--- WHAT IS REQUIRED ---
Extract every entry word for word. Skip the pictures.

[Dataset items]

** BEGIN **

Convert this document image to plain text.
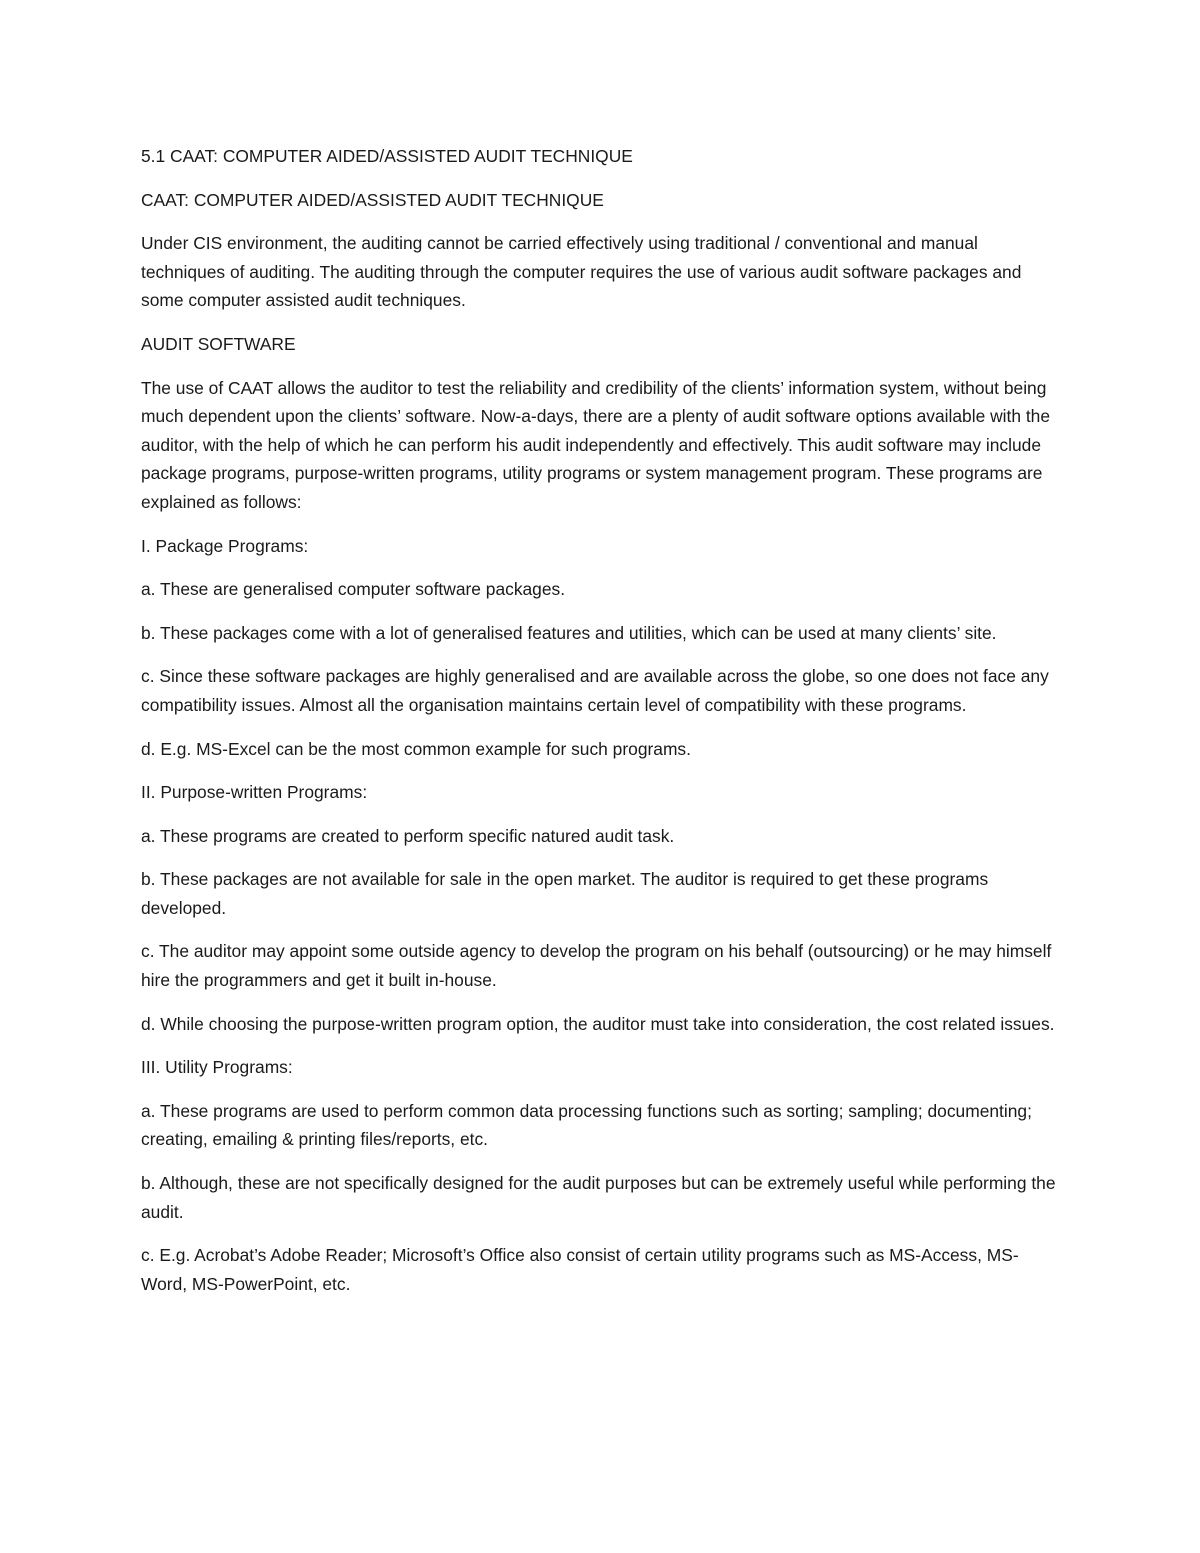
5.1 CAAT: COMPUTER AIDED/ASSISTED AUDIT TECHNIQUE

CAAT: COMPUTER AIDED/ASSISTED AUDIT TECHNIQUE

Under CIS environment, the auditing cannot be carried effectively using traditional / conventional and manual techniques of auditing. The auditing through the computer requires the use of various audit software packages and some computer assisted audit techniques.

AUDIT SOFTWARE

The use of CAAT allows the auditor to test the reliability and credibility of the clients’ information system, without being much dependent upon the clients’ software. Now-a-days, there are a plenty of audit software options available with the auditor, with the help of which he can perform his audit independently and effectively. This audit software may include package programs, purpose-written programs, utility programs or system management program. These programs are explained as follows:

I. Package Programs:

a. These are generalised computer software packages.

b. These packages come with a lot of generalised features and utilities, which can be used at many clients’ site.

c. Since these software packages are highly generalised and are available across the globe, so one does not face any compatibility issues. Almost all the organisation maintains certain level of compatibility with these programs.

d. E.g. MS-Excel can be the most common example for such programs.

II. Purpose-written Programs:

a. These programs are created to perform specific natured audit task.

b. These packages are not available for sale in the open market. The auditor is required to get these programs developed.

c. The auditor may appoint some outside agency to develop the program on his behalf (outsourcing) or he may himself hire the programmers and get it built in-house.

d. While choosing the purpose-written program option, the auditor must take into consideration, the cost related issues.

III. Utility Programs:

a. These programs are used to perform common data processing functions such as sorting; sampling; documenting; creating, emailing & printing files/reports, etc.

b. Although, these are not specifically designed for the audit purposes but can be extremely useful while performing the audit.

c. E.g. Acrobat’s Adobe Reader; Microsoft’s Office also consist of certain utility programs such as MS-Access, MS-Word, MS-PowerPoint, etc.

** END **

--- FULL RESPONSE ---
Convert this document image to plain text.
5.1 CAAT: COMPUTER AIDED/ASSISTED AUDIT TECHNIQUE

CAAT: COMPUTER AIDED/ASSISTED AUDIT TECHNIQUE

Under CIS environment, the auditing cannot be carried effectively using traditional / conventional and manual techniques of auditing. The auditing through the computer requires the use of various audit software packages and some computer assisted audit techniques.

AUDIT SOFTWARE

The use of CAAT allows the auditor to test the reliability and credibility of the clients’ information system, without being much dependent upon the clients’ software. Now-a-days, there are a plenty of audit software options available with the auditor, with the help of which he can perform his audit independently and effectively. This audit software may include package programs, purpose-written programs, utility programs or system management program. These programs are explained as follows:

I. Package Programs:

a. These are generalised computer software packages.

b. These packages come with a lot of generalised features and utilities, which can be used at many clients’ site.

c. Since these software packages are highly generalised and are available across the globe, so one does not face any compatibility issues. Almost all the organisation maintains certain level of compatibility with these programs.

d. E.g. MS-Excel can be the most common example for such programs.

II. Purpose-written Programs:

a. These programs are created to perform specific natured audit task.

b. These packages are not available for sale in the open market. The auditor is required to get these programs developed.

c. The auditor may appoint some outside agency to develop the program on his behalf (outsourcing) or he may himself hire the programmers and get it built in-house.

d. While choosing the purpose-written program option, the auditor must take into consideration, the cost related issues.

III. Utility Programs:

a. These programs are used to perform common data processing functions such as sorting; sampling; documenting; creating, emailing & printing files/reports, etc.

b. Although, these are not specifically designed for the audit purposes but can be extremely useful while performing the audit.

c. E.g. Acrobat’s Adobe Reader; Microsoft’s Office also consist of certain utility programs such as MS-Access, MS-Word, MS-PowerPoint, etc.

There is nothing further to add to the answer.